→ **Exercise details**
Repeat all of the material below exactly as written, images excluded.

→ **Listed entries**

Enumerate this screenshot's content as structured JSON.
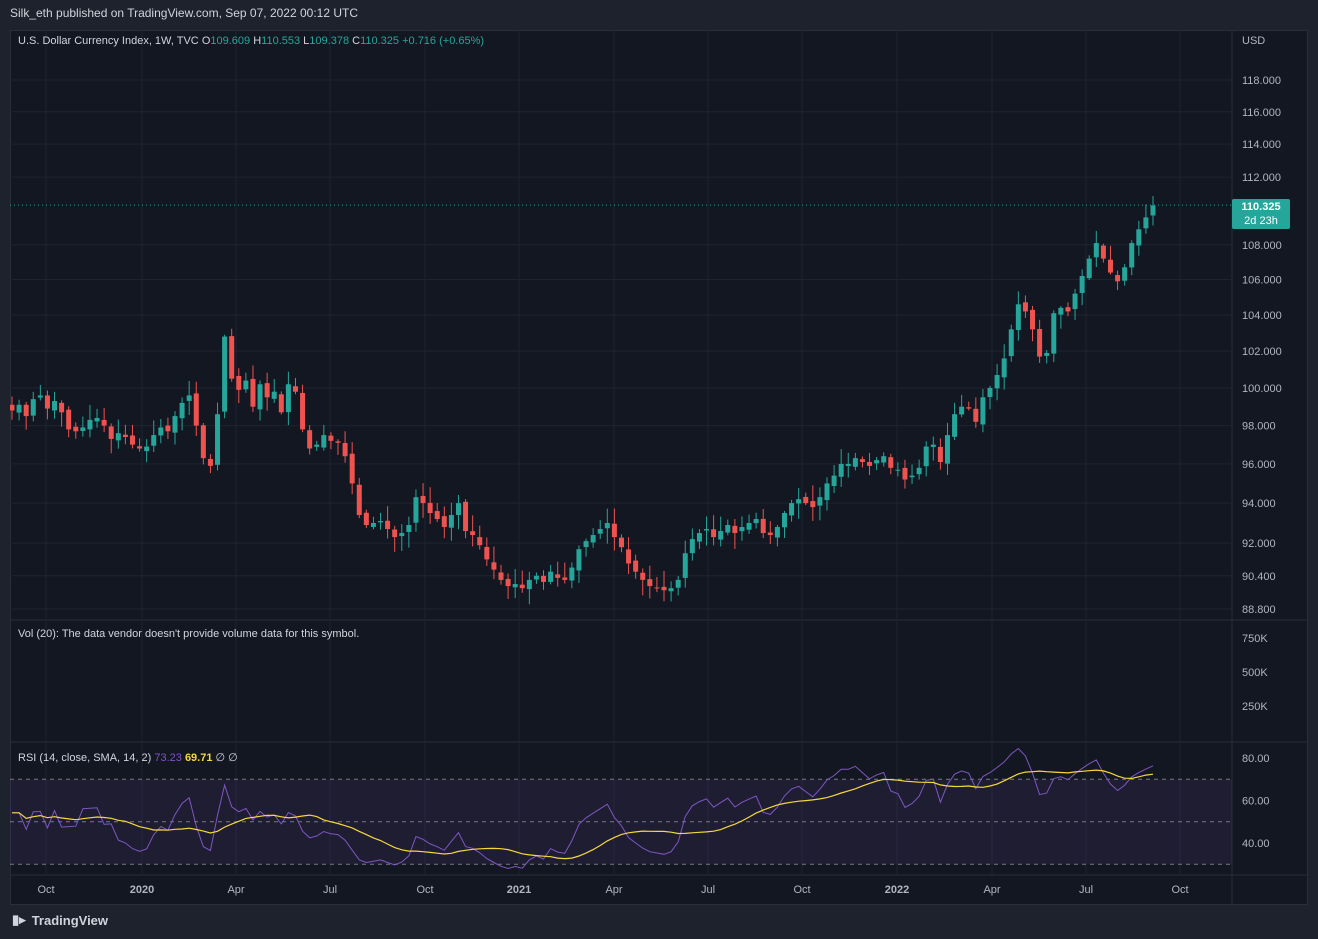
{
  "header": {
    "publisher_line": "Silk_eth published on TradingView.com, Sep 07, 2022 00:12 UTC"
  },
  "legend": {
    "symbol": "U.S. Dollar Currency Index, 1W, TVC",
    "o_label": "O",
    "o": "109.609",
    "h_label": "H",
    "h": "110.553",
    "l_label": "L",
    "l": "109.378",
    "c_label": "C",
    "c": "110.325",
    "change": "+0.716 (+0.65%)"
  },
  "price_axis": {
    "currency": "USD",
    "ticks": [
      "118.000",
      "116.000",
      "114.000",
      "112.000",
      "108.000",
      "106.000",
      "104.000",
      "102.000",
      "100.000",
      "98.000",
      "96.000",
      "94.000",
      "92.000",
      "90.400",
      "88.800"
    ],
    "last_price": "110.325",
    "countdown": "2d 23h"
  },
  "volume": {
    "legend": "Vol (20): The data vendor doesn't provide volume data for this symbol.",
    "ticks": [
      "750K",
      "500K",
      "250K"
    ]
  },
  "rsi": {
    "legend_label": "RSI (14, close, SMA, 14, 2)",
    "rsi_value": "73.23",
    "sma_value": "69.71",
    "extra": "∅ ∅",
    "ticks": [
      "80.00",
      "60.00",
      "40.00"
    ]
  },
  "time_axis": {
    "labels": [
      "Oct",
      "2020",
      "Apr",
      "Jul",
      "Oct",
      "2021",
      "Apr",
      "Jul",
      "Oct",
      "2022",
      "Apr",
      "Jul",
      "Oct"
    ]
  },
  "footer": {
    "brand": "TradingView"
  },
  "colors": {
    "up": "#26a69a",
    "down": "#ef5350",
    "rsi": "#7e57c2",
    "rsi_sma": "#f7d83b",
    "background": "#131722"
  },
  "chart_data": {
    "type": "candlestick",
    "title": "U.S. Dollar Currency Index, 1W, TVC",
    "ylim": [
      88.2,
      119.2
    ],
    "candles_weekly_close": [
      98.8,
      99.1,
      98.5,
      99.4,
      99.6,
      98.9,
      99.3,
      98.7,
      97.8,
      97.7,
      97.9,
      98.3,
      98.4,
      98.0,
      97.3,
      97.6,
      97.4,
      97.0,
      96.8,
      96.9,
      97.5,
      97.9,
      97.7,
      98.5,
      99.2,
      99.6,
      98.0,
      96.3,
      95.9,
      98.6,
      102.8,
      100.5,
      99.9,
      100.4,
      99.0,
      100.2,
      99.5,
      99.8,
      98.7,
      100.2,
      99.8,
      97.8,
      96.8,
      97.0,
      97.5,
      97.2,
      97.1,
      96.4,
      95.0,
      93.4,
      92.9,
      93.0,
      93.1,
      92.7,
      92.3,
      92.5,
      92.9,
      94.3,
      94.0,
      93.5,
      93.2,
      92.8,
      93.4,
      94.0,
      92.6,
      92.4,
      91.9,
      91.2,
      90.7,
      90.2,
      89.9,
      90.0,
      89.8,
      90.2,
      90.4,
      90.1,
      90.6,
      90.3,
      90.2,
      90.8,
      91.7,
      92.1,
      92.4,
      92.7,
      93.0,
      92.3,
      91.8,
      91.0,
      90.6,
      90.2,
      89.9,
      89.8,
      89.7,
      89.8,
      90.2,
      91.5,
      92.2,
      92.5,
      92.7,
      92.3,
      92.6,
      92.9,
      92.5,
      92.8,
      93.0,
      93.2,
      92.5,
      92.4,
      92.8,
      93.5,
      94.0,
      94.2,
      94.0,
      93.8,
      94.3,
      95.0,
      95.4,
      96.0,
      96.0,
      96.3,
      96.1,
      95.9,
      96.2,
      96.4,
      95.8,
      95.7,
      95.2,
      95.4,
      95.8,
      96.9,
      97.0,
      96.1,
      97.5,
      98.6,
      99.0,
      98.9,
      98.2,
      99.5,
      100.0,
      100.7,
      101.6,
      103.2,
      104.6,
      104.2,
      103.2,
      101.7,
      101.9,
      104.1,
      104.4,
      104.2,
      105.2,
      106.2,
      107.2,
      108.1,
      107.2,
      106.4,
      105.9,
      106.7,
      108.1,
      108.9,
      109.6,
      110.3
    ]
  }
}
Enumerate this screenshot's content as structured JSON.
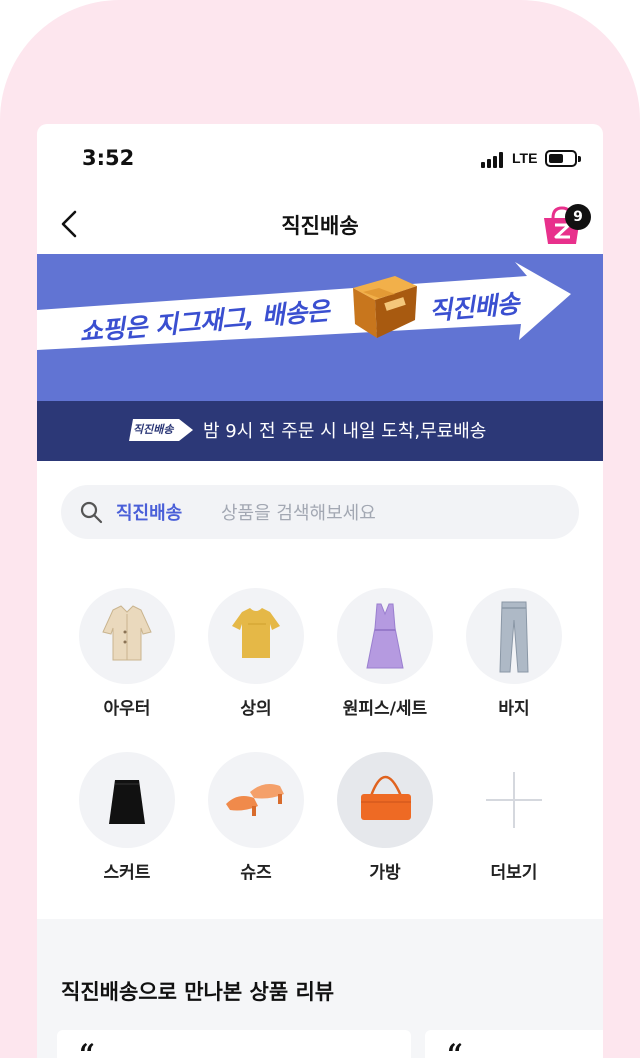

→ **Reply**
Enumerate this screenshot's content as structured JSON.
{
  "header": {
    "publisher_line": "Silk_eth published on TradingView.com, Sep 07, 2022 00:12 UTC"
  },
  "legend": {
    "symbol": "U.S. Dollar Currency Index, 1W, TVC",
    "o_label": "O",
    "o": "109.609",
    "h_label": "H",
    "h": "110.553",
    "l_label": "L",
    "l": "109.378",
    "c_label": "C",
    "c": "110.325",
    "change": "+0.716 (+0.65%)"
  },
  "price_axis": {
    "currency": "USD",
    "ticks": [
      "118.000",
      "116.000",
      "114.000",
      "112.000",
      "108.000",
      "106.000",
      "104.000",
      "102.000",
      "100.000",
      "98.000",
      "96.000",
      "94.000",
      "92.000",
      "90.400",
      "88.800"
    ],
    "last_price": "110.325",
    "countdown": "2d 23h"
  },
  "volume": {
    "legend": "Vol (20): The data vendor doesn't provide volume data for this symbol.",
    "ticks": [
      "750K",
      "500K",
      "250K"
    ]
  },
  "rsi": {
    "legend_label": "RSI (14, close, SMA, 14, 2)",
    "rsi_value": "73.23",
    "sma_value": "69.71",
    "extra": "∅ ∅",
    "ticks": [
      "80.00",
      "60.00",
      "40.00"
    ]
  },
  "time_axis": {
    "labels": [
      "Oct",
      "2020",
      "Apr",
      "Jul",
      "Oct",
      "2021",
      "Apr",
      "Jul",
      "Oct",
      "2022",
      "Apr",
      "Jul",
      "Oct"
    ]
  },
  "footer": {
    "brand": "TradingView"
  },
  "colors": {
    "up": "#26a69a",
    "down": "#ef5350",
    "rsi": "#7e57c2",
    "rsi_sma": "#f7d83b",
    "background": "#131722"
  },
  "chart_data": {
    "type": "candlestick",
    "title": "U.S. Dollar Currency Index, 1W, TVC",
    "ylim": [
      88.2,
      119.2
    ],
    "candles_weekly_close": [
      98.8,
      99.1,
      98.5,
      99.4,
      99.6,
      98.9,
      99.3,
      98.7,
      97.8,
      97.7,
      97.9,
      98.3,
      98.4,
      98.0,
      97.3,
      97.6,
      97.4,
      97.0,
      96.8,
      96.9,
      97.5,
      97.9,
      97.7,
      98.5,
      99.2,
      99.6,
      98.0,
      96.3,
      95.9,
      98.6,
      102.8,
      100.5,
      99.9,
      100.4,
      99.0,
      100.2,
      99.5,
      99.8,
      98.7,
      100.2,
      99.8,
      97.8,
      96.8,
      97.0,
      97.5,
      97.2,
      97.1,
      96.4,
      95.0,
      93.4,
      92.9,
      93.0,
      93.1,
      92.7,
      92.3,
      92.5,
      92.9,
      94.3,
      94.0,
      93.5,
      93.2,
      92.8,
      93.4,
      94.0,
      92.6,
      92.4,
      91.9,
      91.2,
      90.7,
      90.2,
      89.9,
      90.0,
      89.8,
      90.2,
      90.4,
      90.1,
      90.6,
      90.3,
      90.2,
      90.8,
      91.7,
      92.1,
      92.4,
      92.7,
      93.0,
      92.3,
      91.8,
      91.0,
      90.6,
      90.2,
      89.9,
      89.8,
      89.7,
      89.8,
      90.2,
      91.5,
      92.2,
      92.5,
      92.7,
      92.3,
      92.6,
      92.9,
      92.5,
      92.8,
      93.0,
      93.2,
      92.5,
      92.4,
      92.8,
      93.5,
      94.0,
      94.2,
      94.0,
      93.8,
      94.3,
      95.0,
      95.4,
      96.0,
      96.0,
      96.3,
      96.1,
      95.9,
      96.2,
      96.4,
      95.8,
      95.7,
      95.2,
      95.4,
      95.8,
      96.9,
      97.0,
      96.1,
      97.5,
      98.6,
      99.0,
      98.9,
      98.2,
      99.5,
      100.0,
      100.7,
      101.6,
      103.2,
      104.6,
      104.2,
      103.2,
      101.7,
      101.9,
      104.1,
      104.4,
      104.2,
      105.2,
      106.2,
      107.2,
      108.1,
      107.2,
      106.4,
      105.9,
      106.7,
      108.1,
      108.9,
      109.6,
      110.3
    ]
  }
}
Enumerate this screenshot's content as structured JSON.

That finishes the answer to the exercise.